- [TASK BRIEF] Copy out all lines in the data below containing the string "structured".

- [Records from a dataset]

:::::

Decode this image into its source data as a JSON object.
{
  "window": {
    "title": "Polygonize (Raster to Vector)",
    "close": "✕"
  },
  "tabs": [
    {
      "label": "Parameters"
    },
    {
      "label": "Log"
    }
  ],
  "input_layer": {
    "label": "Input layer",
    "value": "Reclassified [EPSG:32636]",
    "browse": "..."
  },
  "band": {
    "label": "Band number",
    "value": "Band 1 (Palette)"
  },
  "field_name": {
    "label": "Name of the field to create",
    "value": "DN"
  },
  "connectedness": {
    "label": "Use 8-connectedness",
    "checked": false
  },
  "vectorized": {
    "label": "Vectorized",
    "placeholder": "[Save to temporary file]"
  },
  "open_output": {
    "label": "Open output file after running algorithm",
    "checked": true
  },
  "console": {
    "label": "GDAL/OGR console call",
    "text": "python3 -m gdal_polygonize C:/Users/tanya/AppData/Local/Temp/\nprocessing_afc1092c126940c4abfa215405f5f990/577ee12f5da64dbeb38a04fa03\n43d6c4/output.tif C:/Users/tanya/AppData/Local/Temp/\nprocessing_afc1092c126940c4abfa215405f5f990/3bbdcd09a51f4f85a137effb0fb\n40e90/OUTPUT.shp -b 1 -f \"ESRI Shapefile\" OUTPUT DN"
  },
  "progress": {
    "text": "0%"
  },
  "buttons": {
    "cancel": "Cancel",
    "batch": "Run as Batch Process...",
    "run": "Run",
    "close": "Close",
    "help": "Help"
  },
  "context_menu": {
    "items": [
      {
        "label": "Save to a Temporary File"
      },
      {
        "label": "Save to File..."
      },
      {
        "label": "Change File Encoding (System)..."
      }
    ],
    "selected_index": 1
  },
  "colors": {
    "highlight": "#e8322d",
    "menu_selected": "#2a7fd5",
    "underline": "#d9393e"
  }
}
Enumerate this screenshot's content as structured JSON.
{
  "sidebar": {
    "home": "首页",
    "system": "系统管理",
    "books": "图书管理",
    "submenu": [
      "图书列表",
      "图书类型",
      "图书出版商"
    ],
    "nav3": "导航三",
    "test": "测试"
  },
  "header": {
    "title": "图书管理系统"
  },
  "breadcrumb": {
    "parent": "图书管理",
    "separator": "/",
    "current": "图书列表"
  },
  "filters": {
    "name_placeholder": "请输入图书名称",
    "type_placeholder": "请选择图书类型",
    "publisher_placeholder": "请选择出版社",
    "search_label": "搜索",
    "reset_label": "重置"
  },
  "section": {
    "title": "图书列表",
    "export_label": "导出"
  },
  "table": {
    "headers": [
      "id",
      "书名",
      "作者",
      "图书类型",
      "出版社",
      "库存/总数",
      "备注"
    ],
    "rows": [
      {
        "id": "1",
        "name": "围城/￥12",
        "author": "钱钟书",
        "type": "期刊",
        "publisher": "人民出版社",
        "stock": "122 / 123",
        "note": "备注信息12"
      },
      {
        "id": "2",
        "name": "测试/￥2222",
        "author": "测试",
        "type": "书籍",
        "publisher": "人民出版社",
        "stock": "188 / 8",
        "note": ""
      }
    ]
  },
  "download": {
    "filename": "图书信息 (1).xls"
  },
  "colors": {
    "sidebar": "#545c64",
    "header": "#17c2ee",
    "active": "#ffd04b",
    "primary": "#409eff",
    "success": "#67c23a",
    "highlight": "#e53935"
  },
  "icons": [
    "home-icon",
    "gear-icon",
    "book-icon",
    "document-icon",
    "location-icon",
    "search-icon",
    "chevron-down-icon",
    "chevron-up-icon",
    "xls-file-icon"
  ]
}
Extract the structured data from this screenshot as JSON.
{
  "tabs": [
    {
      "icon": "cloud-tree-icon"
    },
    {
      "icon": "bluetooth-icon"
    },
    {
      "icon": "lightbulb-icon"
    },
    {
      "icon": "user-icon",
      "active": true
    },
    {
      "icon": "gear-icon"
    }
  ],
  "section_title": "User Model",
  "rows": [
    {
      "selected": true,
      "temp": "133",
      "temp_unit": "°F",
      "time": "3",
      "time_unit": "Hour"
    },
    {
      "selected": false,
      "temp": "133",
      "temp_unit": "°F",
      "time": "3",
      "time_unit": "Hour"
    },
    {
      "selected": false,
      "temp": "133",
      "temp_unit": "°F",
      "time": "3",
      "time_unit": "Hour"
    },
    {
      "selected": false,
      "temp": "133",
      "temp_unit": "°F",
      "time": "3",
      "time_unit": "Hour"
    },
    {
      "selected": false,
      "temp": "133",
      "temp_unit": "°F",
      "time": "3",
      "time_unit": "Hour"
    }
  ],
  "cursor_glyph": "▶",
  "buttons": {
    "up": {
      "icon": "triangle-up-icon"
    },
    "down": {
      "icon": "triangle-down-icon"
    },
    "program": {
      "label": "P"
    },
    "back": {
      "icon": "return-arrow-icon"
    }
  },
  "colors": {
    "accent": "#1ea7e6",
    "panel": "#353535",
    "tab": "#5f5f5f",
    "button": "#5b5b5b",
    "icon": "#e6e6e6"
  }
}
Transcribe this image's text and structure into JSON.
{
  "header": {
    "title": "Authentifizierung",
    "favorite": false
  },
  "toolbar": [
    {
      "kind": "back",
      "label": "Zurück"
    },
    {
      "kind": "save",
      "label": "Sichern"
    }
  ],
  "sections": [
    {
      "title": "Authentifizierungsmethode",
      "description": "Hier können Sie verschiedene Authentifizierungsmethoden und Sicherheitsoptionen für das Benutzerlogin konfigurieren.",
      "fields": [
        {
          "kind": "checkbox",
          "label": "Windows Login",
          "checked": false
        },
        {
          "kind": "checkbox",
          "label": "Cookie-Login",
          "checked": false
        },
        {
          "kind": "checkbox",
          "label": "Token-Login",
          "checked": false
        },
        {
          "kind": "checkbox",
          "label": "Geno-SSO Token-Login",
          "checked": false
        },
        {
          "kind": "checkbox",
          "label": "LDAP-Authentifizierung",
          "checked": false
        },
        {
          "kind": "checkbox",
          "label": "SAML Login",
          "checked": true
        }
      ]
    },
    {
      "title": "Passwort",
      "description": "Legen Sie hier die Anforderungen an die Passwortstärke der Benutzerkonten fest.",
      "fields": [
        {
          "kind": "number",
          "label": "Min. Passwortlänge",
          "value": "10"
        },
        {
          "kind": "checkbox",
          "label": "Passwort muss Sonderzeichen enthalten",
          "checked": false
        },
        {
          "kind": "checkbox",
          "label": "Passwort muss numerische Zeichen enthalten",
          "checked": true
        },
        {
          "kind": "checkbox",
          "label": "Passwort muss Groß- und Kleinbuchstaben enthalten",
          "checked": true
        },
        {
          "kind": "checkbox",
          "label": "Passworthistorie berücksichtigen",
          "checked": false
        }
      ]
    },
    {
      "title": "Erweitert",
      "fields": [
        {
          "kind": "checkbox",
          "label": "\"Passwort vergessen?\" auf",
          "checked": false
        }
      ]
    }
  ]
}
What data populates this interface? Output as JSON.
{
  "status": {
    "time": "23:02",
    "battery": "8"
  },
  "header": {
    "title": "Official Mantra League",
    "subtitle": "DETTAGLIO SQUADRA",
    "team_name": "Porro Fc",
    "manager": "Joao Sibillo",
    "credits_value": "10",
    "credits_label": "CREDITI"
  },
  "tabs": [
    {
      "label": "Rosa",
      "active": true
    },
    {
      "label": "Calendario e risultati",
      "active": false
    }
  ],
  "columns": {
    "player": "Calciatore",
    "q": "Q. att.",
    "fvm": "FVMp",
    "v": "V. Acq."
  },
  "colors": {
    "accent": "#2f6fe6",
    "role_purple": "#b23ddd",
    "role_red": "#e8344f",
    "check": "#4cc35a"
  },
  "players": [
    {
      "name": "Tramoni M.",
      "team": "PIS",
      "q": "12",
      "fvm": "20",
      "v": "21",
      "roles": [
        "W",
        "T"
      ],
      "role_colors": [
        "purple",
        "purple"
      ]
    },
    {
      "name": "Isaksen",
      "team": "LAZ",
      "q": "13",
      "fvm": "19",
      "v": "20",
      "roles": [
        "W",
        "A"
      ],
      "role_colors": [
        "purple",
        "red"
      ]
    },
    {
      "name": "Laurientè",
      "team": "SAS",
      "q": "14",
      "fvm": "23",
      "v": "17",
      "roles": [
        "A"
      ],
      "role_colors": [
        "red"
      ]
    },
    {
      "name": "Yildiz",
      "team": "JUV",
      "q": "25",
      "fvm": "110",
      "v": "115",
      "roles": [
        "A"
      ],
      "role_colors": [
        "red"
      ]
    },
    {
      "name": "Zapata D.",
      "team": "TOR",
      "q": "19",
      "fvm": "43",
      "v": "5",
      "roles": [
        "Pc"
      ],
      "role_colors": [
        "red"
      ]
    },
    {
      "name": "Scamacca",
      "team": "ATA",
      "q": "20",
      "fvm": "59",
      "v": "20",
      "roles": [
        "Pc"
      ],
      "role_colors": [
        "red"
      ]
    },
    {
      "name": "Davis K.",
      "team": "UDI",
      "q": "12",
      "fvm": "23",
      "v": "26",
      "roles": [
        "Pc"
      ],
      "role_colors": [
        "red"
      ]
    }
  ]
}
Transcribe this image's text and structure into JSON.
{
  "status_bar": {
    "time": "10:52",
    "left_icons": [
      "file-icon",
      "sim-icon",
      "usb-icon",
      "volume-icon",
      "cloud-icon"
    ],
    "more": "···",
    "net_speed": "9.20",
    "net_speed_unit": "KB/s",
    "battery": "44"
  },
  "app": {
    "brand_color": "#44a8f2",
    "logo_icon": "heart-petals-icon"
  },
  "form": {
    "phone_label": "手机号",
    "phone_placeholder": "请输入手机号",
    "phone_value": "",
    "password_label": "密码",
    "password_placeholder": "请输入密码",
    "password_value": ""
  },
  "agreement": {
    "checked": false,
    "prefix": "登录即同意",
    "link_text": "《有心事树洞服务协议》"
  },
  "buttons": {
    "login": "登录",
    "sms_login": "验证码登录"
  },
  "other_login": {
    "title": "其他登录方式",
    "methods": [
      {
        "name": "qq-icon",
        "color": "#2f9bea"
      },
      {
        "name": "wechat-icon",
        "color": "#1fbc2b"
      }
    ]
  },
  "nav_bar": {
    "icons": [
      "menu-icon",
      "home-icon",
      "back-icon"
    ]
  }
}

:::::

- [FULL ANSWER]
Enumerate this screenshot's content as structured JSON.
Extract the structured data from this screenshot as JSON.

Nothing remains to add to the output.